TASK —
Filter the lines below, copying only those with the string "broke".
━━━
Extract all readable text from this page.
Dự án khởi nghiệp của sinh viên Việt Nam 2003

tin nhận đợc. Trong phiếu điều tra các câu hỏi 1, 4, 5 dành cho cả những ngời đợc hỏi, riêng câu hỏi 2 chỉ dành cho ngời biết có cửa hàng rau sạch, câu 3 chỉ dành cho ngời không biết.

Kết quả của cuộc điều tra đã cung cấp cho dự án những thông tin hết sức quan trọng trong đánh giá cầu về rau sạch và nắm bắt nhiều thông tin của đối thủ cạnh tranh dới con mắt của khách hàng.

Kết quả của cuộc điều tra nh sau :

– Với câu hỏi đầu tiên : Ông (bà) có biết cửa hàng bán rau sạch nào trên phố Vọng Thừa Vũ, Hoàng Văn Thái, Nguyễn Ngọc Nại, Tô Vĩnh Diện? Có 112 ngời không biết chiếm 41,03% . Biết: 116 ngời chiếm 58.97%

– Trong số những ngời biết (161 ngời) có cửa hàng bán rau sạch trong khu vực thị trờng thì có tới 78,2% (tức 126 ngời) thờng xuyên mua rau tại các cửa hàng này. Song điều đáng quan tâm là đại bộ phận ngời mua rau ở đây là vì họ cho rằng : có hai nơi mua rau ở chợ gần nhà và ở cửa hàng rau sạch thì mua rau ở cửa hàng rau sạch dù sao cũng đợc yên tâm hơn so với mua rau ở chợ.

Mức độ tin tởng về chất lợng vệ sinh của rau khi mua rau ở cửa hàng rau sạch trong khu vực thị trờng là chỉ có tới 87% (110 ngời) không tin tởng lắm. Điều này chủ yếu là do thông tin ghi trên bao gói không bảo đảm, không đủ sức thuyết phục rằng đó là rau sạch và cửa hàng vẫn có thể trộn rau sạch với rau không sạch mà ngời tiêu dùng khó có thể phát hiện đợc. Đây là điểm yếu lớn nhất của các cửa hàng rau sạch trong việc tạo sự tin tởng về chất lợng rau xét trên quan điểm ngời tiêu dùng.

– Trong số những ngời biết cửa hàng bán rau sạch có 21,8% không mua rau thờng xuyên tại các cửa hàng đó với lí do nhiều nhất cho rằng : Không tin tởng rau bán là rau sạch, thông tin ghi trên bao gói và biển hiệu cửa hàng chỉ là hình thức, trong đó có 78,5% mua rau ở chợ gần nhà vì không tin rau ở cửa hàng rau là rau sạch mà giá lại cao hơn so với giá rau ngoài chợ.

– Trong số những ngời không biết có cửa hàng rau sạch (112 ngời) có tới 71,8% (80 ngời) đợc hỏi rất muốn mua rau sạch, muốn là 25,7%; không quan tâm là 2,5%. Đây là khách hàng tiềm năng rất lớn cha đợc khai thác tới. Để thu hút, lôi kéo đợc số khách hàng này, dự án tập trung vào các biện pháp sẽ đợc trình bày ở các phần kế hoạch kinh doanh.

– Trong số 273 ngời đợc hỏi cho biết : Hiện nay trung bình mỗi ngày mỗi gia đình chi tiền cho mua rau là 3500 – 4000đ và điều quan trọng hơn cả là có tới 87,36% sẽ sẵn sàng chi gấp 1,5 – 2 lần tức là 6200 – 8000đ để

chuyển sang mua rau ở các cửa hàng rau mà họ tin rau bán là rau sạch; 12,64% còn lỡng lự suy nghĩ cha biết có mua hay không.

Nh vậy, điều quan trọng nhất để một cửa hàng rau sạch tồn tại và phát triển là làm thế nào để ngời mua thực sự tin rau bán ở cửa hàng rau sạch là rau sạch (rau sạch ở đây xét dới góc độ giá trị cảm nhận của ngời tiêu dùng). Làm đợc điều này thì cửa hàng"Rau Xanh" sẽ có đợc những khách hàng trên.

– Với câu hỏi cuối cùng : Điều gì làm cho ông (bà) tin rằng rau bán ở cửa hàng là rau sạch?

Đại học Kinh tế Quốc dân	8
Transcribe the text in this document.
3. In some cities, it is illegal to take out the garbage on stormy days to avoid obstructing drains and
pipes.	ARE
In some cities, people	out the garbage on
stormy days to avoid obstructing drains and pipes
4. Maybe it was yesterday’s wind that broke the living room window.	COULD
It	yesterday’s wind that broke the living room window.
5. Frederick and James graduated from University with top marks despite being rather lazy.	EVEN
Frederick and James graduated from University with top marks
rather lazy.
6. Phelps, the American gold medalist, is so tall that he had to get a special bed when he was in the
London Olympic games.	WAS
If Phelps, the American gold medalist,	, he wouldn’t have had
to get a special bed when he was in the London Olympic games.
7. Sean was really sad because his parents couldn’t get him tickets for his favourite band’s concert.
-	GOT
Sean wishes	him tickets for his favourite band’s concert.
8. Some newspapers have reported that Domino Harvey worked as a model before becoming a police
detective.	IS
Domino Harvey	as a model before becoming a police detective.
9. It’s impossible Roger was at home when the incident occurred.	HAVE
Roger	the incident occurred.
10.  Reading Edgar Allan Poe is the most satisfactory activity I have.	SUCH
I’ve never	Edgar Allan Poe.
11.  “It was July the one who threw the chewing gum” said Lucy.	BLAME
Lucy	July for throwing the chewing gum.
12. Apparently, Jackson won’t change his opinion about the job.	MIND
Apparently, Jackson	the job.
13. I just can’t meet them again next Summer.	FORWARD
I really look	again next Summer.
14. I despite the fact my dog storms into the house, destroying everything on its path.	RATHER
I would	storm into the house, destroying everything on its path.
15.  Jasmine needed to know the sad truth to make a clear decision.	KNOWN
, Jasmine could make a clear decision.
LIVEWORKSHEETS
━━━
OUTPUT OF THE TASK —
4. Maybe it was yesterday’s wind that broke the living room window.	COULD
It	yesterday’s wind that broke the living room window.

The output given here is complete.